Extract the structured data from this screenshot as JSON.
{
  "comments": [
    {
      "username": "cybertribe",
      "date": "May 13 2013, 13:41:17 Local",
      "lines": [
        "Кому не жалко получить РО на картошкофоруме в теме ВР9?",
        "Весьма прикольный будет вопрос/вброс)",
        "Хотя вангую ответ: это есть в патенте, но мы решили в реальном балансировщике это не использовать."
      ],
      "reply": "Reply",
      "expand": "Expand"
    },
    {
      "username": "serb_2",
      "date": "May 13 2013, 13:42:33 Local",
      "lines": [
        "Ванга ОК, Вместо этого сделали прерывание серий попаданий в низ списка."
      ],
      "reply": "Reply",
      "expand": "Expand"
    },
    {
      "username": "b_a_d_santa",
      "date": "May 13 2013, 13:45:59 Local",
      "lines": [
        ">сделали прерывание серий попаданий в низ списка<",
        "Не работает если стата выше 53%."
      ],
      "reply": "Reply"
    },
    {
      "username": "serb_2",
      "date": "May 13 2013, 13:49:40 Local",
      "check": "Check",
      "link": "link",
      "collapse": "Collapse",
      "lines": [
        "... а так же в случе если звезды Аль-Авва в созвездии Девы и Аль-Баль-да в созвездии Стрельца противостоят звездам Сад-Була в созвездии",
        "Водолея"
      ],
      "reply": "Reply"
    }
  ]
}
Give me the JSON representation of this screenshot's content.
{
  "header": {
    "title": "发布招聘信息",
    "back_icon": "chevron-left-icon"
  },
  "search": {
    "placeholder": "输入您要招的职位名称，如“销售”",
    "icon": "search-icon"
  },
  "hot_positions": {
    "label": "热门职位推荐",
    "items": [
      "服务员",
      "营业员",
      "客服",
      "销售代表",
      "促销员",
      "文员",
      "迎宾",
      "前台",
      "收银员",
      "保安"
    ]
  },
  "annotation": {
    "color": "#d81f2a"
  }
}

• **Description of the task**
Copy all of the data. Keep every word exactly as it is.

• **Task output**
Extract the structured data from this screenshot as JSON.
{
  "comments": [
    {
      "username": "cybertribe",
      "date": "May 13 2013, 13:41:17 Local",
      "lines": [
        "Кому не жалко получить РО на картошкофоруме в теме ВР9?",
        "Весьма прикольный будет вопрос/вброс)",
        "Хотя вангую ответ: это есть в патенте, но мы решили в реальном балансировщике это не использовать."
      ],
      "reply": "Reply",
      "expand": "Expand"
    },
    {
      "username": "serb_2",
      "date": "May 13 2013, 13:42:33 Local",
      "lines": [
        "Ванга ОК, Вместо этого сделали прерывание серий попаданий в низ списка."
      ],
      "reply": "Reply",
      "expand": "Expand"
    },
    {
      "username": "b_a_d_santa",
      "date": "May 13 2013, 13:45:59 Local",
      "lines": [
        ">сделали прерывание серий попаданий в низ списка<",
        "Не работает если стата выше 53%."
      ],
      "reply": "Reply"
    },
    {
      "username": "serb_2",
      "date": "May 13 2013, 13:49:40 Local",
      "check": "Check",
      "link": "link",
      "collapse": "Collapse",
      "lines": [
        "... а так же в случе если звезды Аль-Авва в созвездии Девы и Аль-Баль-да в созвездии Стрельца противостоят звездам Сад-Була в созвездии",
        "Водолея"
      ],
      "reply": "Reply"
    }
  ]
}
Give me the JSON representation of this screenshot's content.
{
  "header": {
    "title": "发布招聘信息",
    "back_icon": "chevron-left-icon"
  },
  "search": {
    "placeholder": "输入您要招的职位名称，如“销售”",
    "icon": "search-icon"
  },
  "hot_positions": {
    "label": "热门职位推荐",
    "items": [
      "服务员",
      "营业员",
      "客服",
      "销售代表",
      "促销员",
      "文员",
      "迎宾",
      "前台",
      "收银员",
      "保安"
    ]
  },
  "annotation": {
    "color": "#d81f2a"
  }
}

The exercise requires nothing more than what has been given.